● WHAT YOU SHOULD DO:
Going through the material below, please gather all lines with the word "Implementation" in them.

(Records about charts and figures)
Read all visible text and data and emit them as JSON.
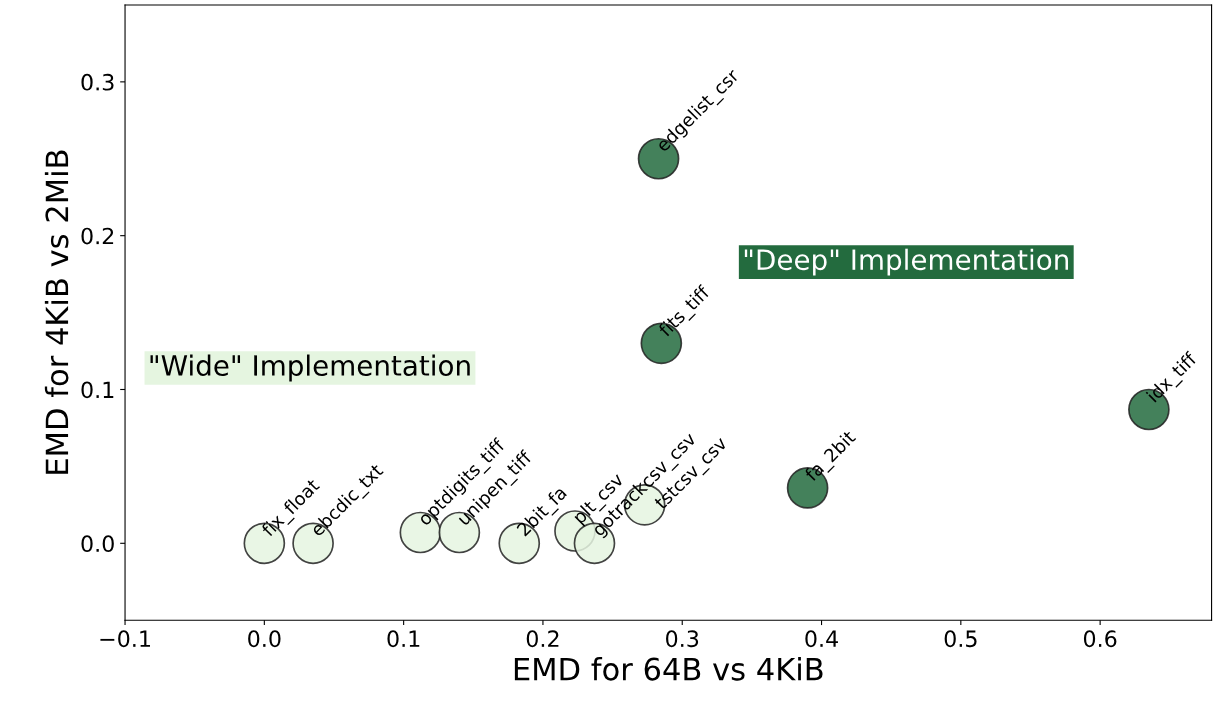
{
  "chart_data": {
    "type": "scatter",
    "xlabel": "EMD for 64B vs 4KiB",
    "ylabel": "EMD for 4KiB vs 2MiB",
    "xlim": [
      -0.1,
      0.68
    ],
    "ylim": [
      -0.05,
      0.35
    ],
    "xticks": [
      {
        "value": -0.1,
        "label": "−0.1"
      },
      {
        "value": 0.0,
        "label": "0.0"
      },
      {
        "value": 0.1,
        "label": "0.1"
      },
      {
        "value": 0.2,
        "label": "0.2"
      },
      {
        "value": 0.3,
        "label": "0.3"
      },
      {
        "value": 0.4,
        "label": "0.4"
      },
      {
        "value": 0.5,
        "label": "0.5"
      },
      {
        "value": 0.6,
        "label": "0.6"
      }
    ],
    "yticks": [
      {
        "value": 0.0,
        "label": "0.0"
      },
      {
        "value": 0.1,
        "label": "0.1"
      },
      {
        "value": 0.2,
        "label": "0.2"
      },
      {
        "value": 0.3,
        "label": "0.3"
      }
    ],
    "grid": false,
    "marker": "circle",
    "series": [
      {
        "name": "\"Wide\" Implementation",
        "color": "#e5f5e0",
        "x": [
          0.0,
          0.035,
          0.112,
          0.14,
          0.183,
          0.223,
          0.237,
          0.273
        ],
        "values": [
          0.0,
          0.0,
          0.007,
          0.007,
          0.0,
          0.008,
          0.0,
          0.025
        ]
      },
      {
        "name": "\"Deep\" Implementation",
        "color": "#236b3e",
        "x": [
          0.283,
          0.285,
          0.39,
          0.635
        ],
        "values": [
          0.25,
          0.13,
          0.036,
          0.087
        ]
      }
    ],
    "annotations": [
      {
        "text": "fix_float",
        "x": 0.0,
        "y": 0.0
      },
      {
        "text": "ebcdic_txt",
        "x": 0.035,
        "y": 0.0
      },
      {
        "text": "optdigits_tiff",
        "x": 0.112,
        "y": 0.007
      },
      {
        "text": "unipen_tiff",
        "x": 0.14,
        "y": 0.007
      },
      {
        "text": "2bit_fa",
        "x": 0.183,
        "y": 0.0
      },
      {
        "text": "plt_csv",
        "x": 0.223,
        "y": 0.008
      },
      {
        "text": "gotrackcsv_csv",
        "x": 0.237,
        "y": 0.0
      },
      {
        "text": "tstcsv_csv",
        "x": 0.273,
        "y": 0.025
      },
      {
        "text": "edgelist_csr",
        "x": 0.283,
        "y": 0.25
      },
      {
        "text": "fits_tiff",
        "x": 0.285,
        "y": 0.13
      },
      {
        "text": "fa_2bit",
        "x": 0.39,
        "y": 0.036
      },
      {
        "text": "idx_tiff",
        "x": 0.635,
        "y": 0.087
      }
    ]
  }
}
...
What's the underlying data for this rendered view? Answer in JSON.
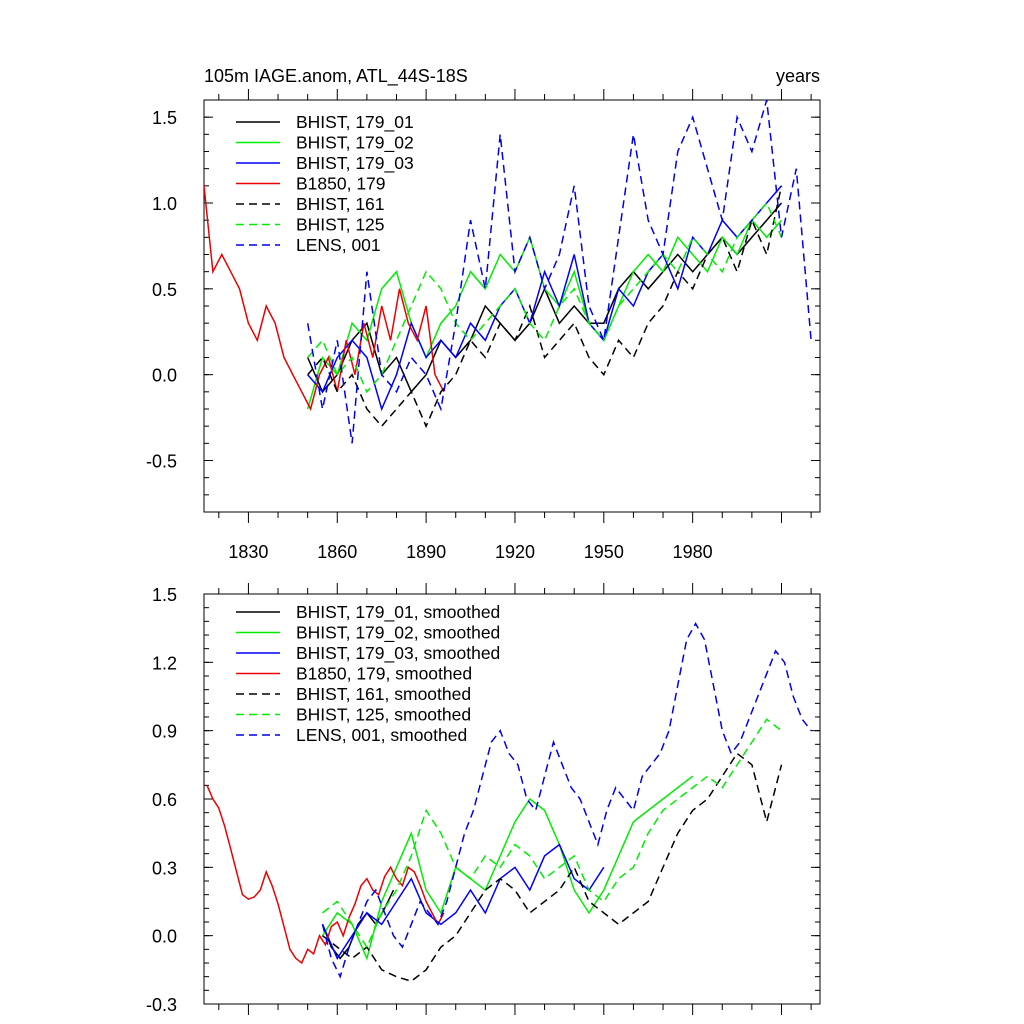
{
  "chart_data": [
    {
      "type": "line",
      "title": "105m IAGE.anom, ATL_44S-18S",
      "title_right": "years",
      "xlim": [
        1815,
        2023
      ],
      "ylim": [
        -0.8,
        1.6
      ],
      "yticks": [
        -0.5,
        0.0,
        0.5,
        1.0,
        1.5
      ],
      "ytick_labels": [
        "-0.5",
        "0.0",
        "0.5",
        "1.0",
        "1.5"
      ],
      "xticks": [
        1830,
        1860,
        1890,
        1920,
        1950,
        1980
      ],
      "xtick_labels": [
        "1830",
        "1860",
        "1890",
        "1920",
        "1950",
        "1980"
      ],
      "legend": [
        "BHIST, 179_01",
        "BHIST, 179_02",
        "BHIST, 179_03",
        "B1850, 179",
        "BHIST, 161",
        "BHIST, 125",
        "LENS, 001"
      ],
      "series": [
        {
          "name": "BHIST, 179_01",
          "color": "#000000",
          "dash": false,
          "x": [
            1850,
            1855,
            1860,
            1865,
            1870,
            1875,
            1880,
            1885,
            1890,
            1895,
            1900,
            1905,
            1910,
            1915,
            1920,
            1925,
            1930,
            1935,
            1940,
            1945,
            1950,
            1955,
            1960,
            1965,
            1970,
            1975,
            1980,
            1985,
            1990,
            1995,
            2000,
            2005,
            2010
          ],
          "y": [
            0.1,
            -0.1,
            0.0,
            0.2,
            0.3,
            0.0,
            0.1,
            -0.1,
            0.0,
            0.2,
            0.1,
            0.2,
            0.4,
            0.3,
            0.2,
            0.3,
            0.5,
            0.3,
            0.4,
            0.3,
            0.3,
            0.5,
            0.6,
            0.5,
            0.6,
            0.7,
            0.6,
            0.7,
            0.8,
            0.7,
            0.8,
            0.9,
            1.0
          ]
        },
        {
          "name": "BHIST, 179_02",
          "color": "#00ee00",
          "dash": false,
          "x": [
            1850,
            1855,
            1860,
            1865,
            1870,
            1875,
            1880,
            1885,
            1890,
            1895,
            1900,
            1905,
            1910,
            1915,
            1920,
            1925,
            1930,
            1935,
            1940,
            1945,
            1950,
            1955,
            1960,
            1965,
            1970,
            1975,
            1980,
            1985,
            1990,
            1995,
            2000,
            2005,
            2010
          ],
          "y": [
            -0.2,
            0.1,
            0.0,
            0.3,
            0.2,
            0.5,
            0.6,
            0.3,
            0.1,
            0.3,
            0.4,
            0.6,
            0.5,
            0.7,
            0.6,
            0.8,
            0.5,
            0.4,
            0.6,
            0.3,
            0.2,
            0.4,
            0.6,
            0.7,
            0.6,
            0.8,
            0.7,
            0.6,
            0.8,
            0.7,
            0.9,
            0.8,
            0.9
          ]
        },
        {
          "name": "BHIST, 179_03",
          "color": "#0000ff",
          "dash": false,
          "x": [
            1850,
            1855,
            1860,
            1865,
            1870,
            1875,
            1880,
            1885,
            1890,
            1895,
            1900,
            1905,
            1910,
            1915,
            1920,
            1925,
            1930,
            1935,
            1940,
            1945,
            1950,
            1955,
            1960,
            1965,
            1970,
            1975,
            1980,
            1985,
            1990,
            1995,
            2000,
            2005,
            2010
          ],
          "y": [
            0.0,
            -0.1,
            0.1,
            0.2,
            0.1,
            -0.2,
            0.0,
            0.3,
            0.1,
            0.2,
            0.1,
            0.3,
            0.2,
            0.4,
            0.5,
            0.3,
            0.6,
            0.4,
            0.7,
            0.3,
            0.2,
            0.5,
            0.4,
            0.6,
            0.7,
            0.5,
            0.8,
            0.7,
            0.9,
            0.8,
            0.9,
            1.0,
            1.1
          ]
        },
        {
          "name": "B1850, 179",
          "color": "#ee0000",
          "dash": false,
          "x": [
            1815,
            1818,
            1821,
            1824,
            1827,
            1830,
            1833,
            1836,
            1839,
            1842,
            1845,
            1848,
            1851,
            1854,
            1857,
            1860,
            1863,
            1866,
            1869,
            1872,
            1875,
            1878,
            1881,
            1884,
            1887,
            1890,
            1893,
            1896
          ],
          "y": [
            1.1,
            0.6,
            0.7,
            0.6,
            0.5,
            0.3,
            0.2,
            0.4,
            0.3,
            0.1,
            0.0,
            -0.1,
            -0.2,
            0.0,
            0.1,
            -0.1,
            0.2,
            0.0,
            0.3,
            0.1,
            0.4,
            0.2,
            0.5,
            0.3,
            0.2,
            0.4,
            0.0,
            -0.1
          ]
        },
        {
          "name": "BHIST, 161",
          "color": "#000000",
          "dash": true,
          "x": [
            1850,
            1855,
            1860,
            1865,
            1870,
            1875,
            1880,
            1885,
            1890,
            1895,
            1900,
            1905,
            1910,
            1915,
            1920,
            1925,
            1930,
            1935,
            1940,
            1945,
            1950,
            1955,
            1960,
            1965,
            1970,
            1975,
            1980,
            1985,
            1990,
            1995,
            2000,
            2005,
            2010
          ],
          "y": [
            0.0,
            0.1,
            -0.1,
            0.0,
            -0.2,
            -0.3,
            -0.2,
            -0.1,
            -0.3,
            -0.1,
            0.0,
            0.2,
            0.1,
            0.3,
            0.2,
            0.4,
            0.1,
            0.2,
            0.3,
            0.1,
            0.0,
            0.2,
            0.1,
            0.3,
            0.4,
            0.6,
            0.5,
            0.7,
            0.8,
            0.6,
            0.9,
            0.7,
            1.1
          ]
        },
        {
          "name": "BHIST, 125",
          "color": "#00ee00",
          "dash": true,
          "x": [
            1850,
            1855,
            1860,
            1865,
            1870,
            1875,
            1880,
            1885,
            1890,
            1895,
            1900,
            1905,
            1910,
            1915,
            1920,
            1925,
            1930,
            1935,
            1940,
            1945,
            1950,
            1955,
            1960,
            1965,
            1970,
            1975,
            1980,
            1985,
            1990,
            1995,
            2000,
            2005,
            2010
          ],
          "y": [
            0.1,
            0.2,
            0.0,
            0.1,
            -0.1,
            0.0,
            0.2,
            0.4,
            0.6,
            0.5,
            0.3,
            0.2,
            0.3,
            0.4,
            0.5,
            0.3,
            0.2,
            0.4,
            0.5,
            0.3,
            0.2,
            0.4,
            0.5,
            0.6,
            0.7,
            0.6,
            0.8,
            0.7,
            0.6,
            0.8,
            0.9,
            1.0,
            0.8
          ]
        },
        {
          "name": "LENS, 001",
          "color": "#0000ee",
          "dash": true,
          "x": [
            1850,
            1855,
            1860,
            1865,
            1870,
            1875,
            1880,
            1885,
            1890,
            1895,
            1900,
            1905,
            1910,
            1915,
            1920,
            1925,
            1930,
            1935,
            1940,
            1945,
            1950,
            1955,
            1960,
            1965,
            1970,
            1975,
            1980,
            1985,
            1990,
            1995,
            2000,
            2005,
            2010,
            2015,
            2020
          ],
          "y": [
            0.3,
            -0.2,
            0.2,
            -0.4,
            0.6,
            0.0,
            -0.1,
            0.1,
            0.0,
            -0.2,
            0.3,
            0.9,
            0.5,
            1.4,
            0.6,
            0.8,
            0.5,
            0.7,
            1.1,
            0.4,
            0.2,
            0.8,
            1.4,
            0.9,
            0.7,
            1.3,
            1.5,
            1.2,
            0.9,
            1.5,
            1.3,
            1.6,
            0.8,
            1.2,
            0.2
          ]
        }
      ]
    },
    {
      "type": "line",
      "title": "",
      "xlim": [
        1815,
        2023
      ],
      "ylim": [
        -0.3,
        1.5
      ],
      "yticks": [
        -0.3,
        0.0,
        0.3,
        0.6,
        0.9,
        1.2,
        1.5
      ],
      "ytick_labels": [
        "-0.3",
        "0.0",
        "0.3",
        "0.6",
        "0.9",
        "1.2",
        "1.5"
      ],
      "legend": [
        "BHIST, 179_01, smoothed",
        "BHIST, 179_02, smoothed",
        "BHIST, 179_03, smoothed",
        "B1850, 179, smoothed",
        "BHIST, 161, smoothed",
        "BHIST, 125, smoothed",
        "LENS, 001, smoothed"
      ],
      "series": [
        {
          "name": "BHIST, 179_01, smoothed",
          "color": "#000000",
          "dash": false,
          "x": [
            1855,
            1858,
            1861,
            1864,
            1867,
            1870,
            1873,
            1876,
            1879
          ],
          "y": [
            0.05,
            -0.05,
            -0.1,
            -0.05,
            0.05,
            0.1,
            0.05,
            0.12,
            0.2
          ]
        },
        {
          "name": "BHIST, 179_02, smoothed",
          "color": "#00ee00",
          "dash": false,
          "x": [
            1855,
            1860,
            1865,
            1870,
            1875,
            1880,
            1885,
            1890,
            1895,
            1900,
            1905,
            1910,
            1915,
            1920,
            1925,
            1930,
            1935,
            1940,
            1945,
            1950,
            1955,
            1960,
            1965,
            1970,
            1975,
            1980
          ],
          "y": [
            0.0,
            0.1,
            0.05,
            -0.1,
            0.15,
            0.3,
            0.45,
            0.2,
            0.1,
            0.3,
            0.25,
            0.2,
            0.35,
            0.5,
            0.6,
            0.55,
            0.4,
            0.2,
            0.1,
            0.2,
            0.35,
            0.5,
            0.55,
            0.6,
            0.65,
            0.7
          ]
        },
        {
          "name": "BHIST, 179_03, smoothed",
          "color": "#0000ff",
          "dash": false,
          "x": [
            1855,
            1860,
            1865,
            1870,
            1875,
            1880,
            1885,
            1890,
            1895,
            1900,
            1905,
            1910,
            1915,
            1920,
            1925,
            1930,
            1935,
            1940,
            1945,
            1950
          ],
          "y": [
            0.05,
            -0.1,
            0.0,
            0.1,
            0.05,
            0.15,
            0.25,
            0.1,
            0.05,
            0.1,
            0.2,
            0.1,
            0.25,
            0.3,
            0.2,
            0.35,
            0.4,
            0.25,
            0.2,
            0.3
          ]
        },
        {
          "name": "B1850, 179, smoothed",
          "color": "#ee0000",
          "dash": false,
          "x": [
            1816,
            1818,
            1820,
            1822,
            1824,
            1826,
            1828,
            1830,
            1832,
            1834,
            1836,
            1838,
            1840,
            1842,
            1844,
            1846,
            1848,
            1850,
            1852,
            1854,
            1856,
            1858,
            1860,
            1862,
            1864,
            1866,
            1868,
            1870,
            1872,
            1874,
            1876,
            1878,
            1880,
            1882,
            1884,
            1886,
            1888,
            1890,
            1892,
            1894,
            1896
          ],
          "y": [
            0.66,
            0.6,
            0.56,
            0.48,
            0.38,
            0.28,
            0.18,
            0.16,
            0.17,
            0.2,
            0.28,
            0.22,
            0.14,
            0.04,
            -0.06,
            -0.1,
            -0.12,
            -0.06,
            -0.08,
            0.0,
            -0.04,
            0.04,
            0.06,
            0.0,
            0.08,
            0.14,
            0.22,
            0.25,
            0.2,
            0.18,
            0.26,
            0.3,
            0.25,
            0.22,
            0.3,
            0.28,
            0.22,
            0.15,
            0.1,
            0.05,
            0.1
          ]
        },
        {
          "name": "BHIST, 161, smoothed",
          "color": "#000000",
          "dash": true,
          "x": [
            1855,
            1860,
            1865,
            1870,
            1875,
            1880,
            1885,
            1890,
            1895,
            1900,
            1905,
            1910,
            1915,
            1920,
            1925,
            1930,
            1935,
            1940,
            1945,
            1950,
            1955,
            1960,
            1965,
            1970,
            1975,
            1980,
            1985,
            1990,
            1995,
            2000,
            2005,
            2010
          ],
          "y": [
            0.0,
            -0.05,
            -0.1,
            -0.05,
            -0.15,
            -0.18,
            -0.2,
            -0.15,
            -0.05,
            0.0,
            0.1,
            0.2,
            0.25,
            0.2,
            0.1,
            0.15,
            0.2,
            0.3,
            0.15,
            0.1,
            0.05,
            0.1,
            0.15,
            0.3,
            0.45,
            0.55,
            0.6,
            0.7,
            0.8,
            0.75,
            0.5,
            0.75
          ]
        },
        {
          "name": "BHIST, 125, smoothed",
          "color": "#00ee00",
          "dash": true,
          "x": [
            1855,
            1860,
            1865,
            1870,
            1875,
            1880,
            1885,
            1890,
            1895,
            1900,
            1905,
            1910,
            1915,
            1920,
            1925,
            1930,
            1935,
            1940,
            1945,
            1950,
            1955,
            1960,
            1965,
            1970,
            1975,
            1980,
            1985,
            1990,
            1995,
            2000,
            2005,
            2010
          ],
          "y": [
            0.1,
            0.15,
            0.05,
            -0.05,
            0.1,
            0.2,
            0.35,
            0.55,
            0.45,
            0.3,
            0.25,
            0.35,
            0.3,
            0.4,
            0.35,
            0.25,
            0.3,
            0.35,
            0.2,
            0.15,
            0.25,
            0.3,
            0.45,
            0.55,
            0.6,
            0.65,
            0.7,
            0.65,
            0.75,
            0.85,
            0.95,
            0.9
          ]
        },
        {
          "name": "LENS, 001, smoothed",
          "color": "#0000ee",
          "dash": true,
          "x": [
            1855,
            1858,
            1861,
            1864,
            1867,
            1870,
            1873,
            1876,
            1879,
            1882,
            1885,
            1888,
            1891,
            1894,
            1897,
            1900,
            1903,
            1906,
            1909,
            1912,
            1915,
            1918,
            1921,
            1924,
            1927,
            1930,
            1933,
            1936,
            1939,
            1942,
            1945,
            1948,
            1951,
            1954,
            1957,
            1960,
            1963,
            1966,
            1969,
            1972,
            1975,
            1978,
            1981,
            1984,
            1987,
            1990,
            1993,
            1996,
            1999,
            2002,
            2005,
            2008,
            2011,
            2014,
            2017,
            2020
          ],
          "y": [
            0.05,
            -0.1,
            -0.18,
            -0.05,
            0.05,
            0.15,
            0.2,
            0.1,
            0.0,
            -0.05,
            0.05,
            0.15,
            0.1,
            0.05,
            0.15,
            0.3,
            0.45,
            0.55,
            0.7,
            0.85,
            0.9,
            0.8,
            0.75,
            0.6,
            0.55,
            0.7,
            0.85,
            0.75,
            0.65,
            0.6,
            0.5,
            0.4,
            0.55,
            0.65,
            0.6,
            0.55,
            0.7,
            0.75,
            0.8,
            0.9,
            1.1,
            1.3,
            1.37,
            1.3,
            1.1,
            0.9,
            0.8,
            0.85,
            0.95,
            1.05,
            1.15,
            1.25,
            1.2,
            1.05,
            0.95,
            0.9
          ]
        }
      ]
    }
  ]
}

● RESPONSE BELOW:
        "name": "\"Wide\" Implementation",
        "name": "\"Deep\" Implementation",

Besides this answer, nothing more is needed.